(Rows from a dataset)
* Start *
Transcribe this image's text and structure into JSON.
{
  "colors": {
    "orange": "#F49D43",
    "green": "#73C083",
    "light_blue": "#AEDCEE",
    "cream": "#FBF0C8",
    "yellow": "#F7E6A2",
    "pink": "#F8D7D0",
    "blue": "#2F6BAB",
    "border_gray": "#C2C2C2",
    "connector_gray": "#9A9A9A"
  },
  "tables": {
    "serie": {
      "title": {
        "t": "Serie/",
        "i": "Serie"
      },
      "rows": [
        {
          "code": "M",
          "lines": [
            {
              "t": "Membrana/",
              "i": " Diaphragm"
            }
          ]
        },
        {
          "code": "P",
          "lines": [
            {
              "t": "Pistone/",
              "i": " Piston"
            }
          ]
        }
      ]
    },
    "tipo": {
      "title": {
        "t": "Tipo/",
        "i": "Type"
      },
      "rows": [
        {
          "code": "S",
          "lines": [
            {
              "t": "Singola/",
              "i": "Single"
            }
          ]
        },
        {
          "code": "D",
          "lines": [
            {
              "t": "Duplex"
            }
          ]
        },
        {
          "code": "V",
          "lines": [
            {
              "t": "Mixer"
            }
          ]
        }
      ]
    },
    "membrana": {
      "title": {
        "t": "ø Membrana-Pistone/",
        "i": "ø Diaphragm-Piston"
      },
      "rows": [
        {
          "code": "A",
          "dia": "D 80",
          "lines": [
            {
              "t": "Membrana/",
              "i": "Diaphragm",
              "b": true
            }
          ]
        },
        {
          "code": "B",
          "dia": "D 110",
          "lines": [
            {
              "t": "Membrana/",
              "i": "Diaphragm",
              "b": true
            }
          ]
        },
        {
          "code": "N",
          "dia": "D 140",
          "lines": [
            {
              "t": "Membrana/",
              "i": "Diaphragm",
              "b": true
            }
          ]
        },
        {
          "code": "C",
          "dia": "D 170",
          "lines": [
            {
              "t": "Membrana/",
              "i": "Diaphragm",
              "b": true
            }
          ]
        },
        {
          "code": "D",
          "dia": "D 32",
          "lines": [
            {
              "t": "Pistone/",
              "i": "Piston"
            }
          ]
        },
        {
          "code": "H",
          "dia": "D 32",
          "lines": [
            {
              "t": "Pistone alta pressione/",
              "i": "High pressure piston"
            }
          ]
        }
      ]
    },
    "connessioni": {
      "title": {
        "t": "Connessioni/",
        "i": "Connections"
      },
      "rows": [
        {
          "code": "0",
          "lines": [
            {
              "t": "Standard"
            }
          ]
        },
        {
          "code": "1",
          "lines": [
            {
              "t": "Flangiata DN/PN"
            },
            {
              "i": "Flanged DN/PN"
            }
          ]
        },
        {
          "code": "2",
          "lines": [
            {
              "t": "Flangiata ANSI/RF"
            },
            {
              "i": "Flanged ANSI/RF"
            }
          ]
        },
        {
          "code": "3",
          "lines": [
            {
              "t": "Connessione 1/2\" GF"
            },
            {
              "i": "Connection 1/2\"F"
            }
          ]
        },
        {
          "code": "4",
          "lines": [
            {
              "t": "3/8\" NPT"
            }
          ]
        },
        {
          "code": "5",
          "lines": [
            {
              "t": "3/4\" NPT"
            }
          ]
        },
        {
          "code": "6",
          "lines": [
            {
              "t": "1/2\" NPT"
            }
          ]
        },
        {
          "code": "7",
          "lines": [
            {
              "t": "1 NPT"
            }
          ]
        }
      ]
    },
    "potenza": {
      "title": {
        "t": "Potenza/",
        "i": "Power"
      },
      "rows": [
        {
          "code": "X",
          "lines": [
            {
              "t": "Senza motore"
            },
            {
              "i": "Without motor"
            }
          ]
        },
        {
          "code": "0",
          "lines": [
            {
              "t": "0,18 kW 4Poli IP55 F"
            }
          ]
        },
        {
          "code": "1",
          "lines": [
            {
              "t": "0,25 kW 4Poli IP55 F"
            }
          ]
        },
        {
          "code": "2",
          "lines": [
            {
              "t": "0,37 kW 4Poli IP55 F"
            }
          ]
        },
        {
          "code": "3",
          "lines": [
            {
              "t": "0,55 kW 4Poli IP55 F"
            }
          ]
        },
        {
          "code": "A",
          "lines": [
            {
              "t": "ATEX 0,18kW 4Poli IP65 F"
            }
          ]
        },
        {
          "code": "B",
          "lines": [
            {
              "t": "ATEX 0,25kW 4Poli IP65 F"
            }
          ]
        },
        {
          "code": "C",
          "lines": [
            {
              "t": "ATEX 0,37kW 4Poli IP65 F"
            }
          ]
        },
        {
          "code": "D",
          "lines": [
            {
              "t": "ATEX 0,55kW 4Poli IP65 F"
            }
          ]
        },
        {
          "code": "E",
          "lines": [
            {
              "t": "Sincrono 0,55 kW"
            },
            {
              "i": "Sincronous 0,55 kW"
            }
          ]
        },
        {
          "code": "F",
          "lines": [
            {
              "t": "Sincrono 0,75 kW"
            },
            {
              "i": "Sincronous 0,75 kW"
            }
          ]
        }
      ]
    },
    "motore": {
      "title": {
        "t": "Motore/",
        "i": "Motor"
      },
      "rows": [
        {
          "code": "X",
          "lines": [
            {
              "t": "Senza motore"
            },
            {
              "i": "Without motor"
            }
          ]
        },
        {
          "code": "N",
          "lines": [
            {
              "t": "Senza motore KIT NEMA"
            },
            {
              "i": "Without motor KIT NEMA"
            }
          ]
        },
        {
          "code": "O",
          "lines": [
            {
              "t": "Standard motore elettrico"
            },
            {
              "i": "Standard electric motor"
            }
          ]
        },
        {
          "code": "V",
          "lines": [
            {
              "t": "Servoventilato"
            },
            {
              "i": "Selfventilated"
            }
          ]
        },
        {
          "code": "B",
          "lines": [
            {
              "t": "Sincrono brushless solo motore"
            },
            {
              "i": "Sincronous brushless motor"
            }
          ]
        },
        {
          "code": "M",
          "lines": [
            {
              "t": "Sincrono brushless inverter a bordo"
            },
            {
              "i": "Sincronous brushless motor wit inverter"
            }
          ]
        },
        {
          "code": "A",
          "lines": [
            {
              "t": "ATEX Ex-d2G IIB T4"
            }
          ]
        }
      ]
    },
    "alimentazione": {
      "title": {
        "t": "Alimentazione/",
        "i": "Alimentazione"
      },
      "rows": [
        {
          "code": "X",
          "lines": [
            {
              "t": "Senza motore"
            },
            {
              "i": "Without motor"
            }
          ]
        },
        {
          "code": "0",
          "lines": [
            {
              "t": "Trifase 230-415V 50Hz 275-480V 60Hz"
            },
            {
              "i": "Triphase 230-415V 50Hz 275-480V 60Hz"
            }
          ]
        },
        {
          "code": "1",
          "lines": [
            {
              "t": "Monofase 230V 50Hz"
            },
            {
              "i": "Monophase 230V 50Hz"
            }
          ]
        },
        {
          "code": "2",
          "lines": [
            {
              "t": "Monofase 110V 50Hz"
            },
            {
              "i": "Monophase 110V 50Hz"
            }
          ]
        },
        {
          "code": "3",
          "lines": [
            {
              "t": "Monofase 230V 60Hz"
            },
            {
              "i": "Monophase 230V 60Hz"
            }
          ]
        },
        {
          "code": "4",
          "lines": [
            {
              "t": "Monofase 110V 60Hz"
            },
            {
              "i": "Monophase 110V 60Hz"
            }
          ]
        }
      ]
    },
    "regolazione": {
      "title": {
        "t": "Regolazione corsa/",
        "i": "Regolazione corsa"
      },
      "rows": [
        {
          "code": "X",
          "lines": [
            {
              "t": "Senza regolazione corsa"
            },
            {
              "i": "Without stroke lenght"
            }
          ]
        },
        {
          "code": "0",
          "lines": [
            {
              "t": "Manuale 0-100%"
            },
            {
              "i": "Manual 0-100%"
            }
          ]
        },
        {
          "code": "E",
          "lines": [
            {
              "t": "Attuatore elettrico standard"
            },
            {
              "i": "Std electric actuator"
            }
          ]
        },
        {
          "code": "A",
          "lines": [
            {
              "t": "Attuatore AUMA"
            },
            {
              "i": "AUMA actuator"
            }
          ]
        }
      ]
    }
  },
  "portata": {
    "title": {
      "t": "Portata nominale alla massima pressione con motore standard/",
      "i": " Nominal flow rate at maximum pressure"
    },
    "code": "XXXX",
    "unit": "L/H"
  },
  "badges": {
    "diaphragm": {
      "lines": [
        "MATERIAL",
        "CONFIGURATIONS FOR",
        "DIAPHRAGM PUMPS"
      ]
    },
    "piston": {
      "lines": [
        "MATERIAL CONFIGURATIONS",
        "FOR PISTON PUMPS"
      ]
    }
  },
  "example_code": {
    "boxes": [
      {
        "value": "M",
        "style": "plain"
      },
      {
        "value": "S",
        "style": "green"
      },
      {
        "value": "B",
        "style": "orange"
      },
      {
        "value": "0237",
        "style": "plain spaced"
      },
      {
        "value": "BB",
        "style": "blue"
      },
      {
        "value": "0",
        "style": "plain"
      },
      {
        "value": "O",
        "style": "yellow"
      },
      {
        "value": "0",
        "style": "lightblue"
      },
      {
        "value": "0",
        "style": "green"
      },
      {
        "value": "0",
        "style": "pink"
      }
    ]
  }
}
* End *
Say how many lines of the data hold the string "electric". Reply with the number alone.

▶ [ANSWER FOR THIS EXERCISE]:
2